[Stated exercise] Output nothing but the number of lines that include the word "blue".

###

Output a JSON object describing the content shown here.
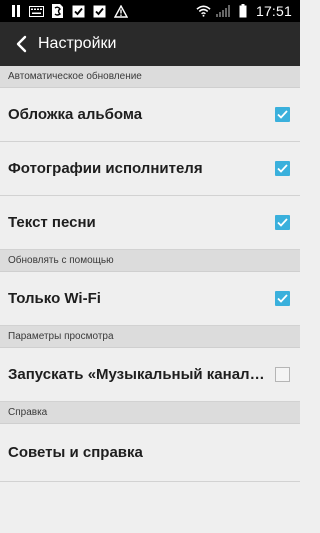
{
  "status_bar": {
    "time": "17:51",
    "left_icons": [
      "pause-icon",
      "keyboard-icon",
      "sim-icon",
      "checkbox-icon",
      "checkbox-icon",
      "warning-icon"
    ],
    "right_icons": [
      "wifi-icon",
      "signal-icon",
      "battery-icon"
    ]
  },
  "action_bar": {
    "title": "Настройки"
  },
  "sections": [
    {
      "header": "Автоматическое обновление",
      "items": [
        {
          "label": "Обложка альбома",
          "checked": true
        },
        {
          "label": "Фотографии исполнителя",
          "checked": true
        },
        {
          "label": "Текст песни",
          "checked": true
        }
      ]
    },
    {
      "header": "Обновлять с помощью",
      "items": [
        {
          "label": "Только Wi-Fi",
          "checked": true
        }
      ]
    },
    {
      "header": "Параметры просмотра",
      "items": [
        {
          "label": "Запускать «Музыкальный канал» ав...",
          "checked": false
        }
      ]
    },
    {
      "header": "Справка",
      "items": [
        {
          "label": "Советы и справка"
        }
      ]
    }
  ],
  "colors": {
    "accent": "#3ab0dc",
    "action_bar": "#2a2a2a",
    "background": "#efefef",
    "section_header": "#dcdcdc"
  }
}
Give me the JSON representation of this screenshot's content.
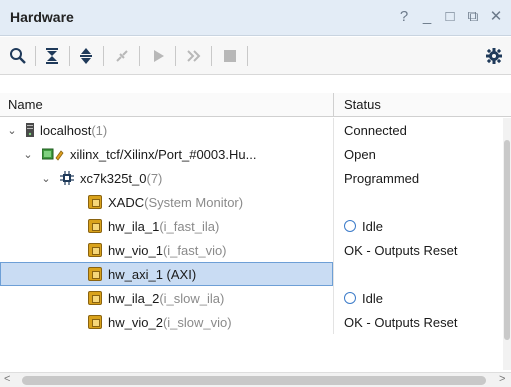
{
  "panel": {
    "title": "Hardware"
  },
  "window_controls": [
    "?",
    "_",
    "□",
    "⧉",
    "✕"
  ],
  "toolbar": {
    "buttons": [
      {
        "icon": "search-icon"
      },
      {
        "icon": "collapse-all-icon"
      },
      {
        "icon": "expand-all-icon"
      },
      {
        "icon": "connect-icon"
      },
      {
        "icon": "run-icon"
      },
      {
        "icon": "fast-forward-icon"
      },
      {
        "icon": "stop-icon"
      },
      {
        "icon": "gear-icon"
      }
    ]
  },
  "columns": {
    "name": "Name",
    "status": "Status"
  },
  "rows": [
    {
      "label": "localhost",
      "suffix": " (1)",
      "status": "Connected"
    },
    {
      "label": "xilinx_tcf/Xilinx/Port_#0003.Hu...",
      "suffix": "",
      "status": "Open"
    },
    {
      "label": "xc7k325t_0",
      "suffix": " (7)",
      "status": "Programmed"
    },
    {
      "label": "XADC",
      "suffix": " (System Monitor)",
      "status": ""
    },
    {
      "label": "hw_ila_1",
      "suffix": " (i_fast_ila)",
      "status": "Idle"
    },
    {
      "label": "hw_vio_1",
      "suffix": " (i_fast_vio)",
      "status": "OK - Outputs Reset"
    },
    {
      "label": "hw_axi_1 (AXI)",
      "suffix": "",
      "status": ""
    },
    {
      "label": "hw_ila_2",
      "suffix": " (i_slow_ila)",
      "status": "Idle"
    },
    {
      "label": "hw_vio_2",
      "suffix": " (i_slow_vio)",
      "status": "OK - Outputs Reset"
    }
  ]
}
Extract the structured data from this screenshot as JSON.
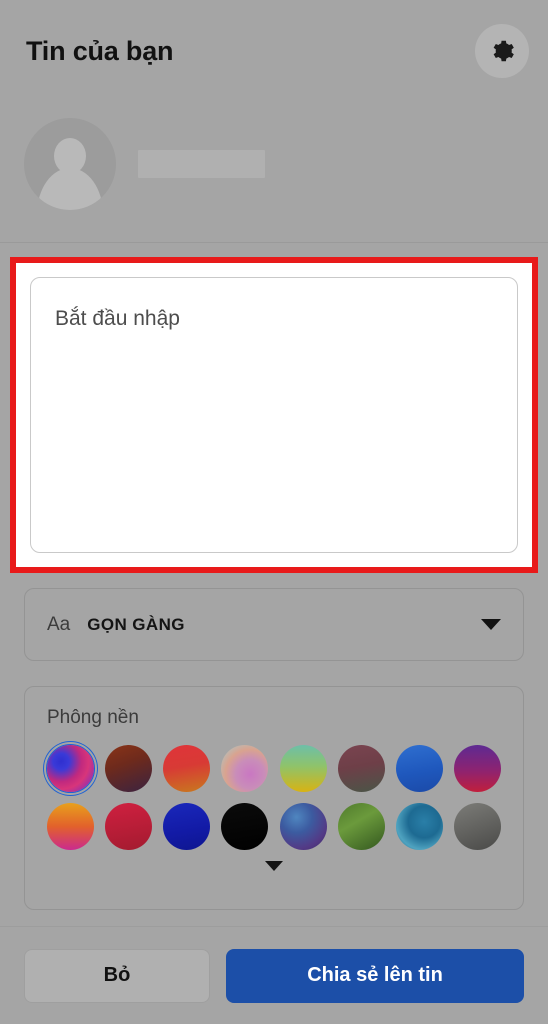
{
  "header": {
    "title": "Tin của bạn",
    "settings_icon": "gear-icon",
    "avatar_icon": "person-avatar-icon",
    "user_name": ""
  },
  "compose": {
    "placeholder": "Bắt đầu nhập",
    "value": "",
    "highlight_color": "#e81a1a"
  },
  "font_selector": {
    "icon_label": "Aa",
    "selected_font": "GỌN GÀNG",
    "chevron_icon": "chevron-down-icon"
  },
  "background": {
    "title": "Phông nền",
    "expand_icon": "chevron-down-icon",
    "selected_index": 0,
    "swatches": [
      {
        "name": "blue-magenta-swirl",
        "css": "radial-gradient(circle at 30% 35%, #2f2fd0 0%, #3a3ad8 18%, #c0297f 45%, #d8357a 62%, #8d2fb5 85%, #3a3ad8 100%)"
      },
      {
        "name": "dark-maroon",
        "css": "linear-gradient(160deg, #8a3418 0%, #6e2a1c 40%, #3b2340 100%)"
      },
      {
        "name": "red-orange",
        "css": "linear-gradient(170deg, #e0343a 0%, #d83a35 45%, #c87a1e 100%)"
      },
      {
        "name": "pastel-teal-pink",
        "css": "radial-gradient(circle at 62% 62%, #c977c2 0%, #c98db9 35%, #d9a38f 60%, #9fd0d4 100%)"
      },
      {
        "name": "teal-yellow",
        "css": "linear-gradient(180deg, #6dbfa8 0%, #8fc36a 45%, #d8b313 100%)"
      },
      {
        "name": "muted-maroon-green",
        "css": "linear-gradient(170deg, #7a4450 0%, #6e3f48 45%, #4a5547 100%)"
      },
      {
        "name": "royal-blue",
        "css": "linear-gradient(170deg, #2f6fd0 0%, #1f58bd 55%, #1b4aa8 100%)"
      },
      {
        "name": "purple-crimson",
        "css": "linear-gradient(180deg, #5e2a92 0%, #8e2370 55%, #c11f3c 100%)"
      }
    ],
    "swatches_row2": [
      {
        "name": "orange-magenta",
        "css": "linear-gradient(180deg, #e8a01c 0%, #e2612b 50%, #cb2a8e 100%)"
      },
      {
        "name": "crimson-red",
        "css": "linear-gradient(170deg, #cf2040 0%, #b51d36 60%, #a31b30 100%)"
      },
      {
        "name": "deep-blue",
        "css": "linear-gradient(170deg, #1a28bb 0%, #121aa5 60%, #0e1690 100%)"
      },
      {
        "name": "black",
        "css": "linear-gradient(170deg, #0b0b0b 0%, #000000 100%)"
      },
      {
        "name": "blue-purple-nebula",
        "css": "radial-gradient(circle at 35% 30%, #4f86c0 0%, #3c5ba0 35%, #533a86 70%, #3c2a64 100%)"
      },
      {
        "name": "green-foliage",
        "css": "linear-gradient(150deg, #4f7a2c 0%, #6b9a3c 40%, #33571f 100%)"
      },
      {
        "name": "teal-ocean",
        "css": "radial-gradient(circle at 60% 40%, #2a7fa8 0%, #1d6a92 40%, #4fa3c0 70%, #1b5a80 100%)"
      },
      {
        "name": "gray-stone",
        "css": "linear-gradient(160deg, #7c7c78 0%, #636360 50%, #4a4a48 100%)"
      }
    ]
  },
  "footer": {
    "discard_label": "Bỏ",
    "share_label": "Chia sẻ lên tin",
    "share_color": "#1c4fa8"
  }
}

###

[Answer] 4